— START OF ITEMS —
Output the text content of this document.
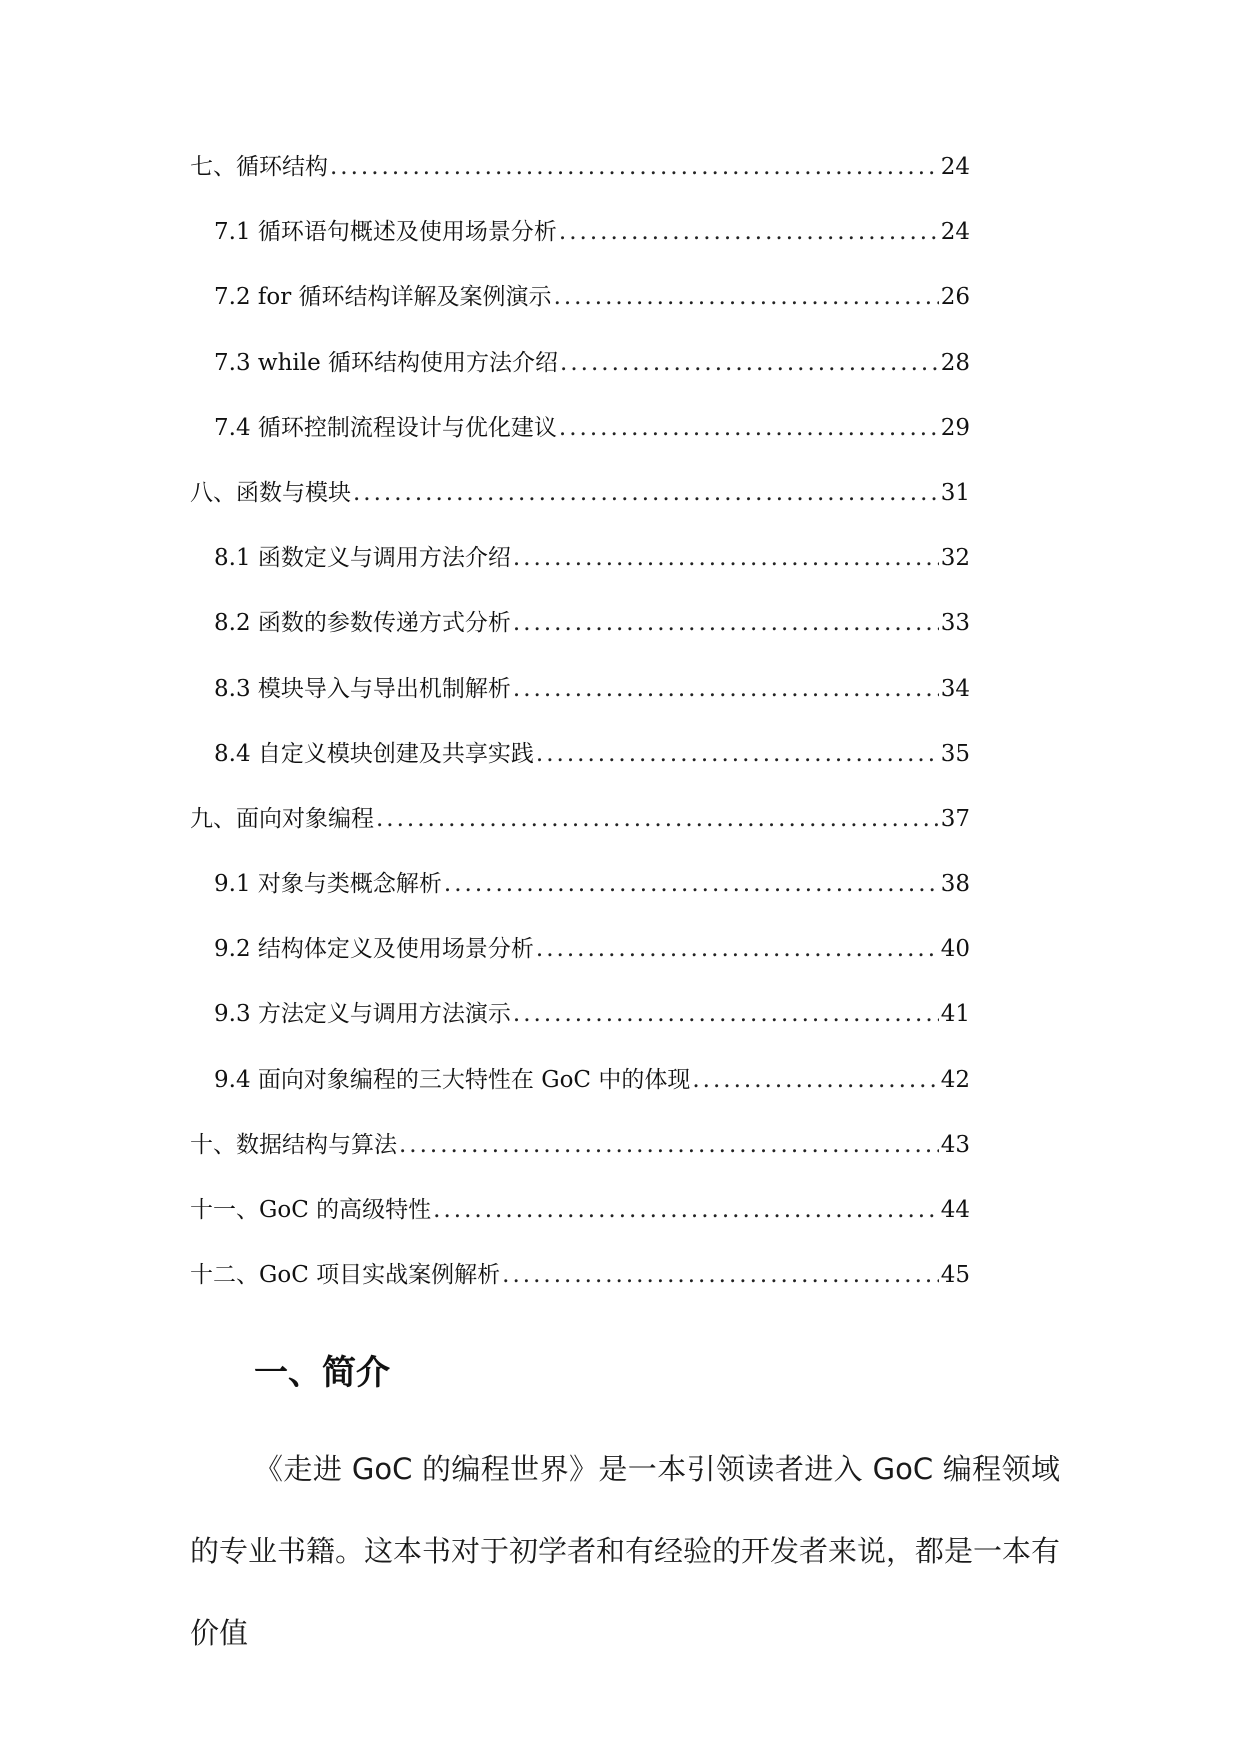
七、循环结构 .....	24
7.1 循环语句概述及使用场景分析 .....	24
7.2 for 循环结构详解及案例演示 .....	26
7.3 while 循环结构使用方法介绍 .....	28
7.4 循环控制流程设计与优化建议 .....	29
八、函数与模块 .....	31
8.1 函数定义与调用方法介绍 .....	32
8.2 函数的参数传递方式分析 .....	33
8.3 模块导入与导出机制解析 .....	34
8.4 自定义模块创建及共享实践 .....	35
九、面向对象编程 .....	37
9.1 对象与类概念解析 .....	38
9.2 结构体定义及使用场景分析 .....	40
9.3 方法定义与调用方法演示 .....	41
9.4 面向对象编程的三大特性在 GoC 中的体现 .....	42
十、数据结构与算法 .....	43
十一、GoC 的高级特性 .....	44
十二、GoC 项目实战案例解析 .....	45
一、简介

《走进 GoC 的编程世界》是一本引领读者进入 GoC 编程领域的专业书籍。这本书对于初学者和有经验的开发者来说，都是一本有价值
— END OF ITEMS —
STATED EXERCISE: Give an exact copy of the material, leaving out every picture.

TASK RESULT:
Output the text content of this document.
七、循环结构 .....	24
7.1 循环语句概述及使用场景分析 .....	24
7.2 for 循环结构详解及案例演示 .....	26
7.3 while 循环结构使用方法介绍 .....	28
7.4 循环控制流程设计与优化建议 .....	29
八、函数与模块 .....	31
8.1 函数定义与调用方法介绍 .....	32
8.2 函数的参数传递方式分析 .....	33
8.3 模块导入与导出机制解析 .....	34
8.4 自定义模块创建及共享实践 .....	35
九、面向对象编程 .....	37
9.1 对象与类概念解析 .....	38
9.2 结构体定义及使用场景分析 .....	40
9.3 方法定义与调用方法演示 .....	41
9.4 面向对象编程的三大特性在 GoC 中的体现 .....	42
十、数据结构与算法 .....	43
十一、GoC 的高级特性 .....	44
十二、GoC 项目实战案例解析 .....	45
一、简介

《走进 GoC 的编程世界》是一本引领读者进入 GoC 编程领域的专业书籍。这本书对于初学者和有经验的开发者来说，都是一本有价值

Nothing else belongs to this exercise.